Set task: Repeat each entry as written and leave the images out of the copy.

-=-=-

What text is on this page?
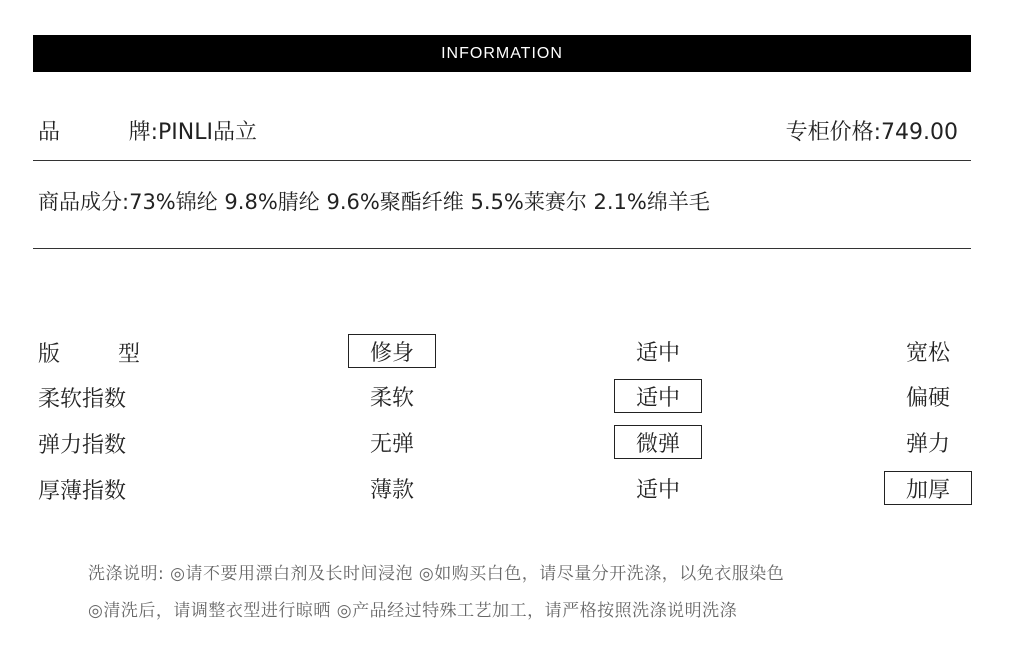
INFORMATION
品	牌: PINLI品立	专柜价格:749.00
商品成分: 73%锦纶 9.8%腈纶 9.6%聚酯纤维 5.5%莱赛尔 2.1%绵羊毛
版	型	修身	适中	宽松
柔软指数	柔软	适中	偏硬
弹力指数	无弹	微弹	弹力
厚薄指数	薄款	适中	加厚
洗涤说明: ◎请不要用漂白剂及长时间浸泡 ◎如购买白色，请尽量分开洗涤，以免衣服染色
◎清洗后，请调整衣型进行晾晒 ◎产品经过特殊工艺加工，请严格按照洗涤说明洗涤
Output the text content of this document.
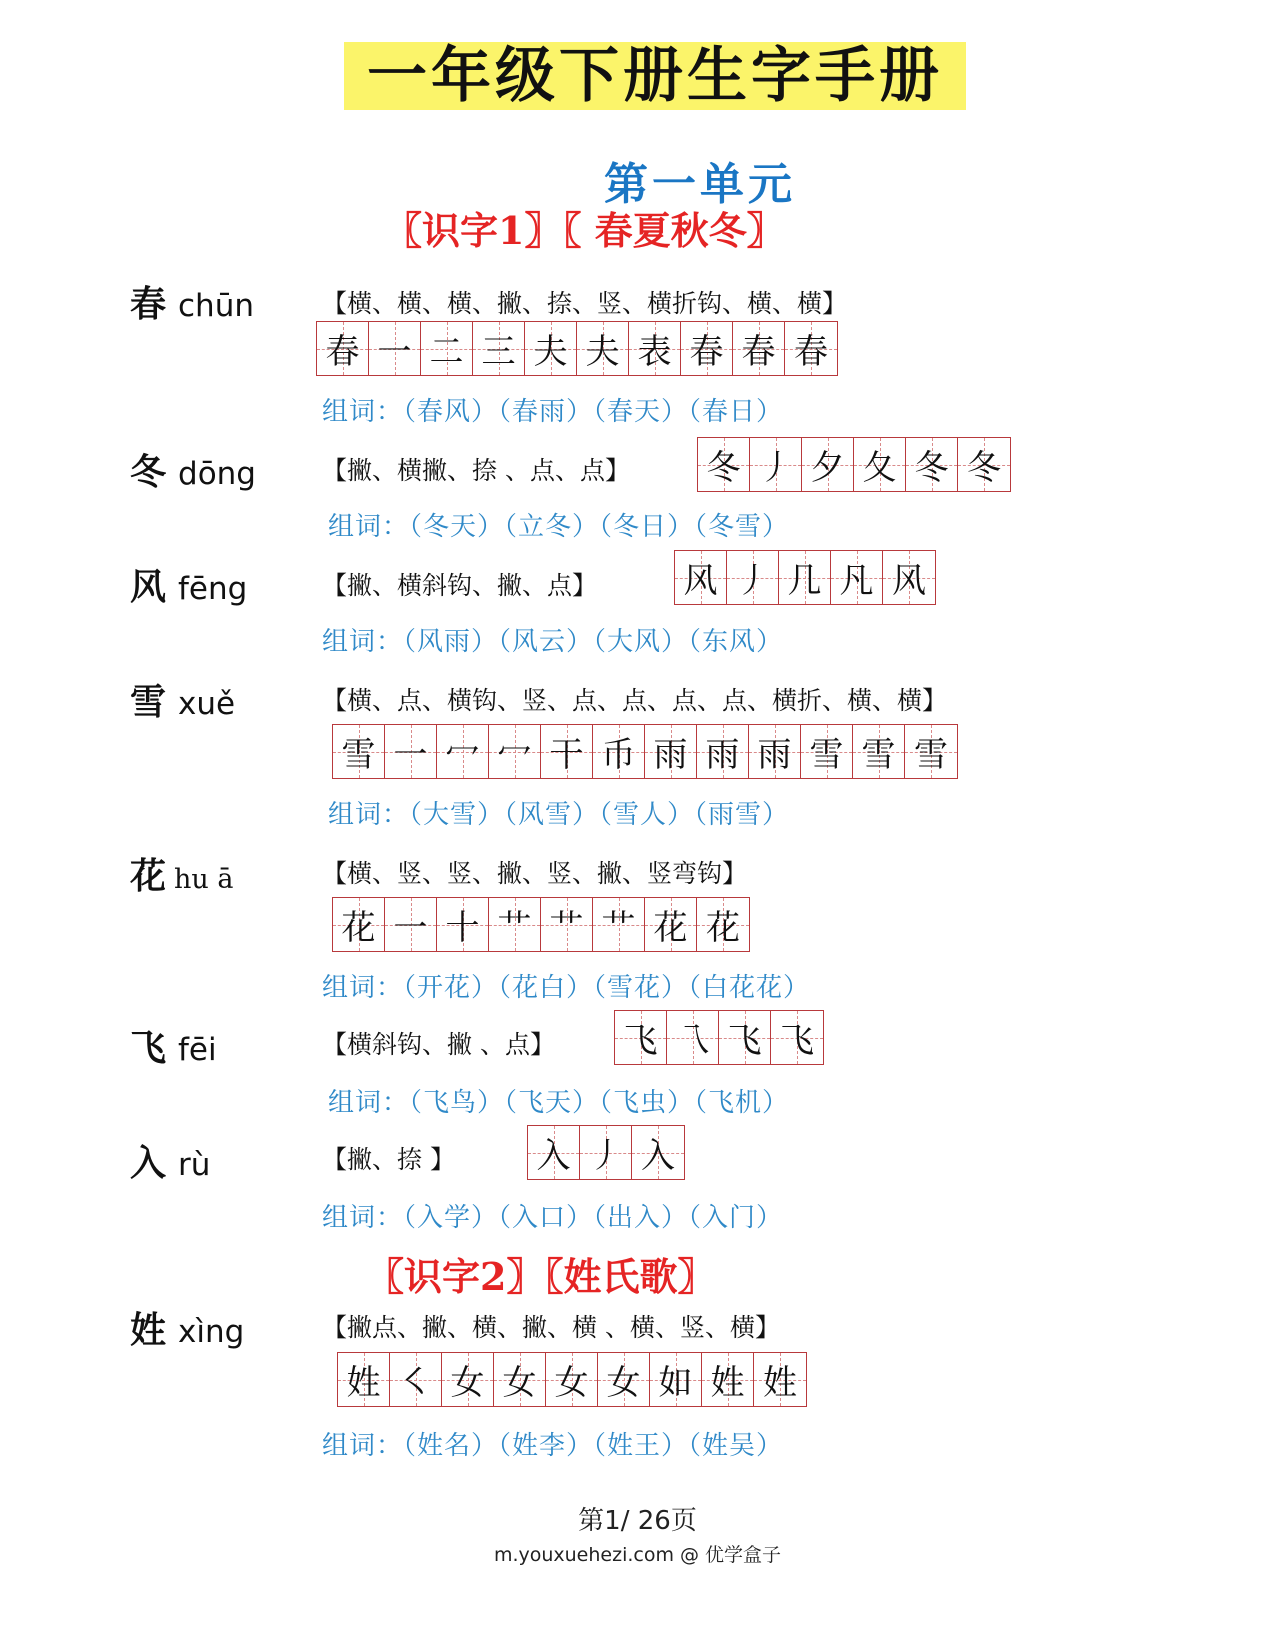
一年级下册生字手册
第一单元
〖识字1〗〖 春夏秋冬〗
春 chūn	【横、横、横、撇、捺、竖、横折钩、横、横】
春 一 二 三 夫 夫 表 春 春 春
组词：（春风）（春雨）（春天）（春日）
冬 dōng	【撇、横撇、捺 、点、点】 冬 丿 夕 夂 冬 冬
组词：（冬天）（立冬）（冬日）（冬雪）
风 fēng	【撇、横斜钩、撇、点】	风 丿 几 凡 风
组词：（风雨）（风云）（大风）（东风）
雪 xuě	【横、点、横钩、竖、点、点、点、点、横折、横、横】
雪 一 冖 冖 干 币 雨 雨 雨 雪 雪 雪
组词：（大雪）（风雪）（雪人）（雨雪）
花 hu ā	【横、竖、竖、撇、竖、撇、竖弯钩】
花 一 十 艹 艹 艹 花 花
组词：（开花）（花白）（雪花）（白花花）
飞 fēi	【横斜钩、撇 、点】 飞 乁 飞 飞
组词：（飞鸟）（飞天）（飞虫）（飞机）
入 rù	【撇、捺 】 入 丿 入
组词：（入学）（入口）（出入）（入门）
〖识字2〗〖姓氏歌〗
姓 xìng	【撇点、撇、横、撇、横 、横、竖、横】
姓 ㇛ 女 女 女 女 如 姓 姓
组词：（姓名）（姓李）（姓王）（姓吴）
第1/ 26页
m.youxuehezi.com @ 优学盒子
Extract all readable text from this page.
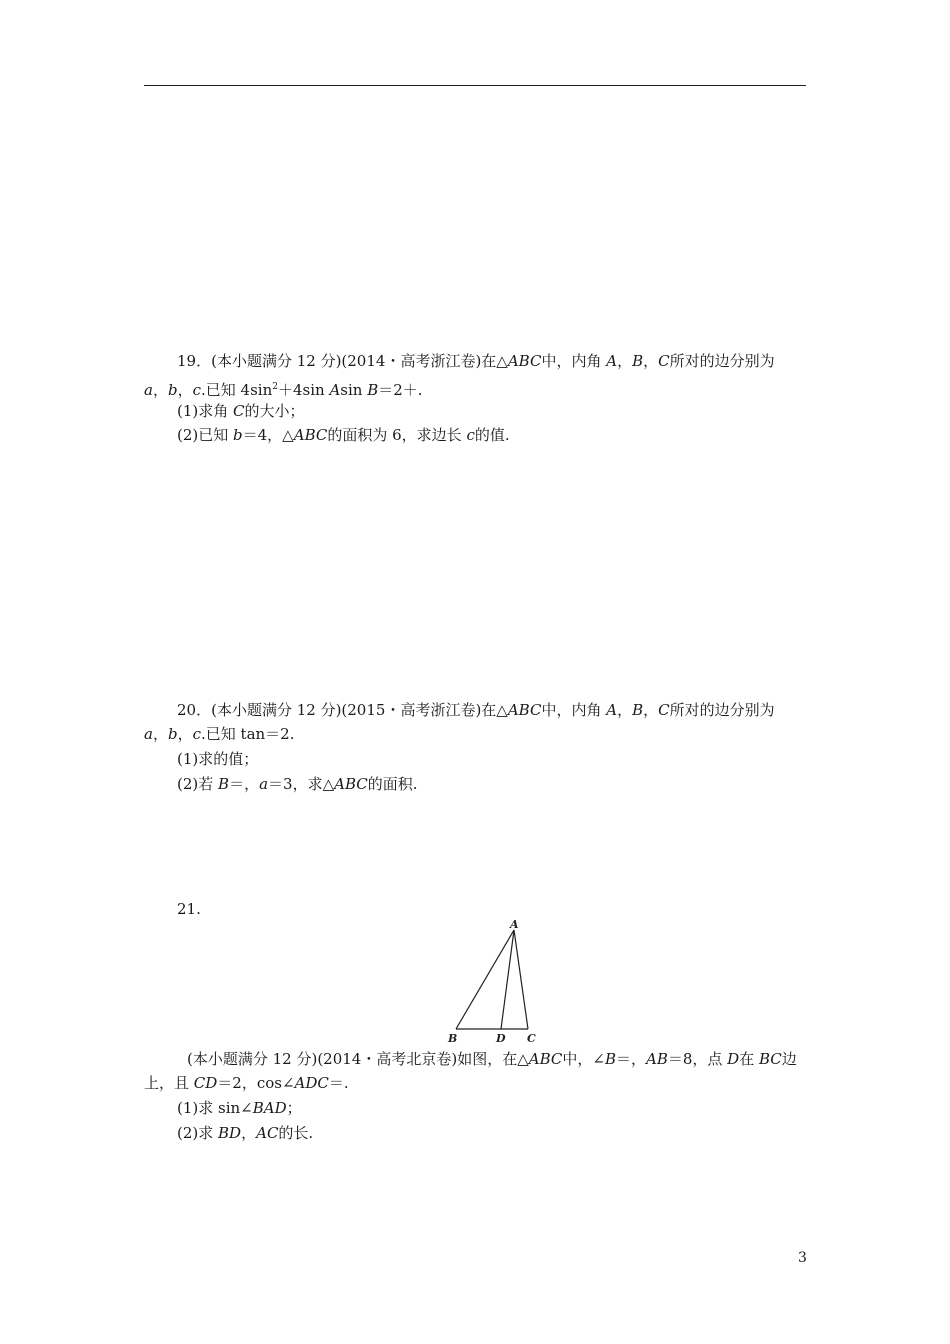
19．(本小题满分 12 分)(2014・高考浙江卷)在△ABC中，内角 A，B，C所对的边分别为
a，b，c.已知 $4\sin^2+4\sin$ Asin B＝2＋.
(1)求角 C的大小；
(2)已知 b＝4，△ABC的面积为 6，求边长 c的值.
20．(本小题满分 12 分)(2015・高考浙江卷)在△ABC中，内角 A，B，C所对的边分别为
a，b，c.已知 tan＝2.
(1)求的值；
(2)若 B＝，a＝3，求△ABC的面积.
21.
A
B	D C
(本小题满分 12 分)(2014・高考北京卷)如图，在△ABC中，∠B＝，AB＝8，点 D在 BC边
上，且 CD＝2，cos∠ADC＝.
(1)求 sin∠BAD；
(2)求 BD，AC的长.
3
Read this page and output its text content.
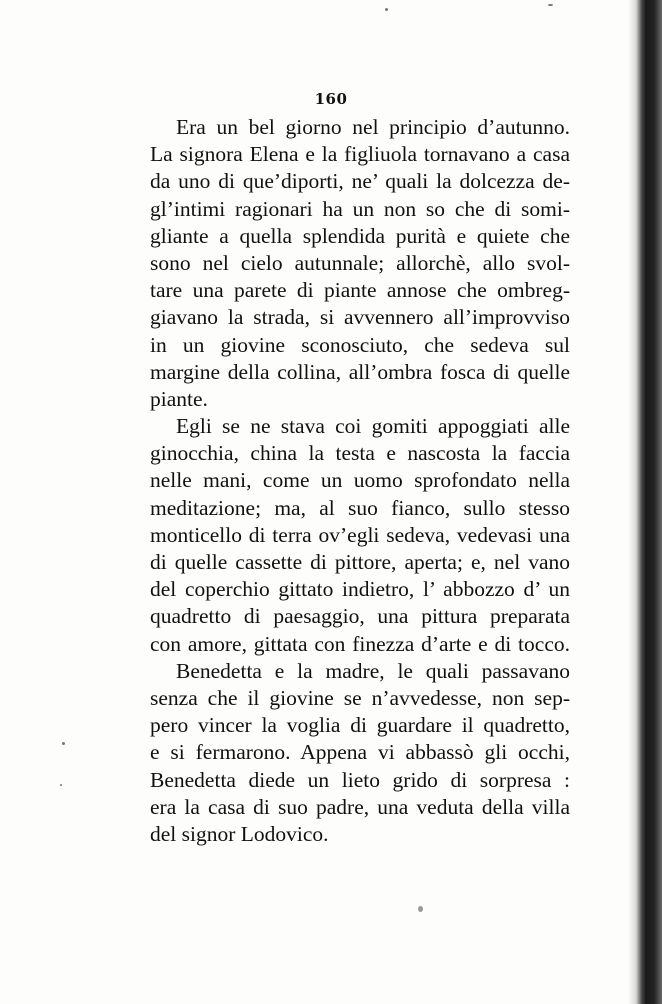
160
Era un bel giorno nel principio d’autunno.
La signora Elena e la figliuola tornavano a casa
da uno di que’diporti, ne’ quali la dolcezza de-
gl’intimi ragionari ha un non so che di somi-
gliante a quella splendida purità e quiete che
sono nel cielo autunnale; allorchè, allo svol-
tare una parete di piante annose che ombreg-
giavano la strada, si avvennero all’improvviso
in un giovine sconosciuto, che sedeva sul
margine della collina, all’ombra fosca di quelle
piante.
Egli se ne stava coi gomiti appoggiati alle
ginocchia, china la testa e nascosta la faccia
nelle mani, come un uomo sprofondato nella
meditazione; ma, al suo fianco, sullo stesso
monticello di terra ov’egli sedeva, vedevasi una
di quelle cassette di pittore, aperta; e, nel vano
del coperchio gittato indietro, l’ abbozzo d’ un
quadretto di paesaggio, una pittura preparata
con amore, gittata con finezza d’arte e di tocco.
Benedetta e la madre, le quali passavano
senza che il giovine se n’avvedesse, non sep-
pero vincer la voglia di guardare il quadretto,
e si fermarono. Appena vi abbassò gli occhi,
Benedetta diede un lieto grido di sorpresa :
era la casa di suo padre, una veduta della villa
del signor Lodovico.
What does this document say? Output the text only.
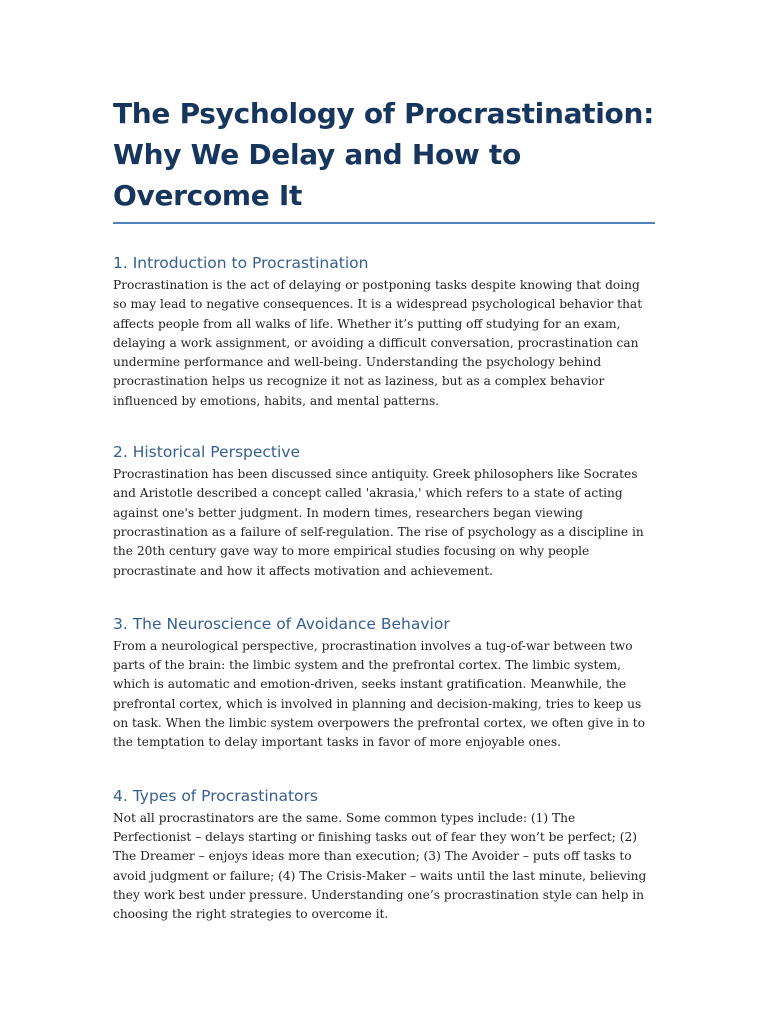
The Psychology of Procrastination: Why We Delay and How to Overcome It
1. Introduction to Procrastination

Procrastination is the act of delaying or postponing tasks despite knowing that doing so may lead to negative consequences. It is a widespread psychological behavior that affects people from all walks of life. Whether it’s putting off studying for an exam, delaying a work assignment, or avoiding a difficult conversation, procrastination can undermine performance and well-being. Understanding the psychology behind procrastination helps us recognize it not as laziness, but as a complex behavior influenced by emotions, habits, and mental patterns.

2. Historical Perspective

Procrastination has been discussed since antiquity. Greek philosophers like Socrates and Aristotle described a concept called 'akrasia,' which refers to a state of acting against one's better judgment. In modern times, researchers began viewing procrastination as a failure of self-regulation. The rise of psychology as a discipline in the 20th century gave way to more empirical studies focusing on why people procrastinate and how it affects motivation and achievement.

3. The Neuroscience of Avoidance Behavior

From a neurological perspective, procrastination involves a tug-of-war between two parts of the brain: the limbic system and the prefrontal cortex. The limbic system, which is automatic and emotion-driven, seeks instant gratification. Meanwhile, the prefrontal cortex, which is involved in planning and decision-making, tries to keep us on task. When the limbic system overpowers the prefrontal cortex, we often give in to the temptation to delay important tasks in favor of more enjoyable ones.

4. Types of Procrastinators

Not all procrastinators are the same. Some common types include: (1) The Perfectionist – delays starting or finishing tasks out of fear they won’t be perfect; (2) The Dreamer – enjoys ideas more than execution; (3) The Avoider – puts off tasks to avoid judgment or failure; (4) The Crisis-Maker – waits until the last minute, believing they work best under pressure. Understanding one’s procrastination style can help in choosing the right strategies to overcome it.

-=-=-

Task output:
What text is on this page?
INFORMATION
品	牌: PINLI品立	专柜价格:749.00
商品成分: 73%锦纶 9.8%腈纶 9.6%聚酯纤维 5.5%莱赛尔 2.1%绵羊毛
版	型	修身	适中	宽松
柔软指数	柔软	适中	偏硬
弹力指数	无弹	微弹	弹力
厚薄指数	薄款	适中	加厚
洗涤说明: ◎请不要用漂白剂及长时间浸泡 ◎如购买白色，请尽量分开洗涤，以免衣服染色
◎清洗后，请调整衣型进行晾晒 ◎产品经过特殊工艺加工，请严格按照洗涤说明洗涤
Output the text content of this document.
一年级下册生字手册
第一单元
〖识字1〗〖 春夏秋冬〗
春 chūn	【横、横、横、撇、捺、竖、横折钩、横、横】
春 一 二 三 夫 夫 表 春 春 春
组词：（春风）（春雨）（春天）（春日）
冬 dōng	【撇、横撇、捺 、点、点】 冬 丿 夕 夂 冬 冬
组词：（冬天）（立冬）（冬日）（冬雪）
风 fēng	【撇、横斜钩、撇、点】	风 丿 几 凡 风
组词：（风雨）（风云）（大风）（东风）
雪 xuě	【横、点、横钩、竖、点、点、点、点、横折、横、横】
雪 一 冖 冖 干 币 雨 雨 雨 雪 雪 雪
组词：（大雪）（风雪）（雪人）（雨雪）
花 hu ā	【横、竖、竖、撇、竖、撇、竖弯钩】
花 一 十 艹 艹 艹 花 花
组词：（开花）（花白）（雪花）（白花花）
飞 fēi	【横斜钩、撇 、点】 飞 乁 飞 飞
组词：（飞鸟）（飞天）（飞虫）（飞机）
入 rù	【撇、捺 】 入 丿 入
组词：（入学）（入口）（出入）（入门）
〖识字2〗〖姓氏歌〗
姓 xìng	【撇点、撇、横、撇、横 、横、竖、横】
姓 ㇛ 女 女 女 女 如 姓 姓
组词：（姓名）（姓李）（姓王）（姓吴）
第1/ 26页
m.youxuehezi.com @ 优学盒子
Extract all readable text from this page.
19．(本小题满分 12 分)(2014・高考浙江卷)在△ABC中，内角 A，B，C所对的边分别为
a，b，c.已知 $4\sin^2+4\sin$ Asin B＝2＋.
(1)求角 C的大小；
(2)已知 b＝4，△ABC的面积为 6，求边长 c的值.
20．(本小题满分 12 分)(2015・高考浙江卷)在△ABC中，内角 A，B，C所对的边分别为
a，b，c.已知 tan＝2.
(1)求的值；
(2)若 B＝，a＝3，求△ABC的面积.
21.
A
B	D C
(本小题满分 12 分)(2014・高考北京卷)如图，在△ABC中，∠B＝，AB＝8，点 D在 BC边
上，且 CD＝2，cos∠ADC＝.
(1)求 sin∠BAD；
(2)求 BD，AC的长.
3
Read this page and output its text content.
160
Era un bel giorno nel principio d’autunno.
La signora Elena e la figliuola tornavano a casa
da uno di que’diporti, ne’ quali la dolcezza de-
gl’intimi ragionari ha un non so che di somi-
gliante a quella splendida purità e quiete che
sono nel cielo autunnale; allorchè, allo svol-
tare una parete di piante annose che ombreg-
giavano la strada, si avvennero all’improvviso
in un giovine sconosciuto, che sedeva sul
margine della collina, all’ombra fosca di quelle
piante.
Egli se ne stava coi gomiti appoggiati alle
ginocchia, china la testa e nascosta la faccia
nelle mani, come un uomo sprofondato nella
meditazione; ma, al suo fianco, sullo stesso
monticello di terra ov’egli sedeva, vedevasi una
di quelle cassette di pittore, aperta; e, nel vano
del coperchio gittato indietro, l’ abbozzo d’ un
quadretto di paesaggio, una pittura preparata
con amore, gittata con finezza d’arte e di tocco.
Benedetta e la madre, le quali passavano
senza che il giovine se n’avvedesse, non sep-
pero vincer la voglia di guardare il quadretto,
e si fermarono. Appena vi abbassò gli occhi,
Benedetta diede un lieto grido di sorpresa :
era la casa di suo padre, una veduta della villa
del signor Lodovico.
What does this document say? Output the text only.
The Psychology of Procrastination: Why We Delay and How to Overcome It
1. Introduction to Procrastination

Procrastination is the act of delaying or postponing tasks despite knowing that doing so may lead to negative consequences. It is a widespread psychological behavior that affects people from all walks of life. Whether it’s putting off studying for an exam, delaying a work assignment, or avoiding a difficult conversation, procrastination can undermine performance and well-being. Understanding the psychology behind procrastination helps us recognize it not as laziness, but as a complex behavior influenced by emotions, habits, and mental patterns.

2. Historical Perspective

Procrastination has been discussed since antiquity. Greek philosophers like Socrates and Aristotle described a concept called 'akrasia,' which refers to a state of acting against one's better judgment. In modern times, researchers began viewing procrastination as a failure of self-regulation. The rise of psychology as a discipline in the 20th century gave way to more empirical studies focusing on why people procrastinate and how it affects motivation and achievement.

3. The Neuroscience of Avoidance Behavior

From a neurological perspective, procrastination involves a tug-of-war between two parts of the brain: the limbic system and the prefrontal cortex. The limbic system, which is automatic and emotion-driven, seeks instant gratification. Meanwhile, the prefrontal cortex, which is involved in planning and decision-making, tries to keep us on task. When the limbic system overpowers the prefrontal cortex, we often give in to the temptation to delay important tasks in favor of more enjoyable ones.

4. Types of Procrastinators

Not all procrastinators are the same. Some common types include: (1) The Perfectionist – delays starting or finishing tasks out of fear they won’t be perfect; (2) The Dreamer – enjoys ideas more than execution; (3) The Avoider – puts off tasks to avoid judgment or failure; (4) The Crisis-Maker – waits until the last minute, believing they work best under pressure. Understanding one’s procrastination style can help in choosing the right strategies to overcome it.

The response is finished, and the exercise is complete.